Print the data exactly as it is given, please.
─── Dataset extract ───
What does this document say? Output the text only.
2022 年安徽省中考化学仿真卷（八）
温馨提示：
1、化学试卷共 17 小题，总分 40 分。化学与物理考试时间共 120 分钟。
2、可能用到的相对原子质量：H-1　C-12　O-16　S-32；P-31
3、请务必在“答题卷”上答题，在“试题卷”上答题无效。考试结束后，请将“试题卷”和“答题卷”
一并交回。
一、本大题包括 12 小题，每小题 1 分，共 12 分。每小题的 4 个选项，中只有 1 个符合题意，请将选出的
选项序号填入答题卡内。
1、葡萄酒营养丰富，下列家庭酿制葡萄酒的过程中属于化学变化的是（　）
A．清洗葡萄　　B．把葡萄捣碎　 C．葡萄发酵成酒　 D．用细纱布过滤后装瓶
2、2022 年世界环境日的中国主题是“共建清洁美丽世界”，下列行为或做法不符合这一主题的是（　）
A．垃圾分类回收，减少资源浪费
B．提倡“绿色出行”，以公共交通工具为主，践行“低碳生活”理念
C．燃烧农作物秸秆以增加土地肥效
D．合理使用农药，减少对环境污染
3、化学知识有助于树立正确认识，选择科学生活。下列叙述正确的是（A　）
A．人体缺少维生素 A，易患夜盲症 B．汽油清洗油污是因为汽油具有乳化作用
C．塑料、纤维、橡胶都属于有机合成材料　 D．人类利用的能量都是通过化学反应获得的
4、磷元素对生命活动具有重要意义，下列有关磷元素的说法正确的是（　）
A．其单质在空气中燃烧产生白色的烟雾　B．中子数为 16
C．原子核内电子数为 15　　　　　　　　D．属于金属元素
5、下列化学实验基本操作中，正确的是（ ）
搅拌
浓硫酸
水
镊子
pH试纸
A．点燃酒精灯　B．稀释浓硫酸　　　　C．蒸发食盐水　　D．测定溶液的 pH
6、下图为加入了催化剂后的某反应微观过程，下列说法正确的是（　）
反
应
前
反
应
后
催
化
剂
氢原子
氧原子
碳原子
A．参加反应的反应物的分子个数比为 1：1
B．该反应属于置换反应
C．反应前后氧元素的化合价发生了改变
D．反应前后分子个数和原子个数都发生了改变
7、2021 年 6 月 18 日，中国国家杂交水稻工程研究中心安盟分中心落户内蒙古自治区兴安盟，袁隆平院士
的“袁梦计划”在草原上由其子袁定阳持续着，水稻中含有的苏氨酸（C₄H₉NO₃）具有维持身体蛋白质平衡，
───
The solution –
What does this document say? Output the text only.
2022 年安徽省中考化学仿真卷（八）
温馨提示：
1、化学试卷共 17 小题，总分 40 分。化学与物理考试时间共 120 分钟。
2、可能用到的相对原子质量：H-1　C-12　O-16　S-32；P-31
3、请务必在“答题卷”上答题，在“试题卷”上答题无效。考试结束后，请将“试题卷”和“答题卷”
一并交回。
一、本大题包括 12 小题，每小题 1 分，共 12 分。每小题的 4 个选项，中只有 1 个符合题意，请将选出的
选项序号填入答题卡内。
1、葡萄酒营养丰富，下列家庭酿制葡萄酒的过程中属于化学变化的是（　）
A．清洗葡萄　　B．把葡萄捣碎　 C．葡萄发酵成酒　 D．用细纱布过滤后装瓶
2、2022 年世界环境日的中国主题是“共建清洁美丽世界”，下列行为或做法不符合这一主题的是（　）
A．垃圾分类回收，减少资源浪费
B．提倡“绿色出行”，以公共交通工具为主，践行“低碳生活”理念
C．燃烧农作物秸秆以增加土地肥效
D．合理使用农药，减少对环境污染
3、化学知识有助于树立正确认识，选择科学生活。下列叙述正确的是（A　）
A．人体缺少维生素 A，易患夜盲症 B．汽油清洗油污是因为汽油具有乳化作用
C．塑料、纤维、橡胶都属于有机合成材料　 D．人类利用的能量都是通过化学反应获得的
4、磷元素对生命活动具有重要意义，下列有关磷元素的说法正确的是（　）
A．其单质在空气中燃烧产生白色的烟雾　B．中子数为 16
C．原子核内电子数为 15　　　　　　　　D．属于金属元素
5、下列化学实验基本操作中，正确的是（ ）
搅拌
浓硫酸
水
镊子
pH试纸
A．点燃酒精灯　B．稀释浓硫酸　　　　C．蒸发食盐水　　D．测定溶液的 pH
6、下图为加入了催化剂后的某反应微观过程，下列说法正确的是（　）
反
应
前
反
应
后
催
化
剂
氢原子
氧原子
碳原子
A．参加反应的反应物的分子个数比为 1：1
B．该反应属于置换反应
C．反应前后氧元素的化合价发生了改变
D．反应前后分子个数和原子个数都发生了改变
7、2021 年 6 月 18 日，中国国家杂交水稻工程研究中心安盟分中心落户内蒙古自治区兴安盟，袁隆平院士
的“袁梦计划”在草原上由其子袁定阳持续着，水稻中含有的苏氨酸（C₄H₉NO₃）具有维持身体蛋白质平衡，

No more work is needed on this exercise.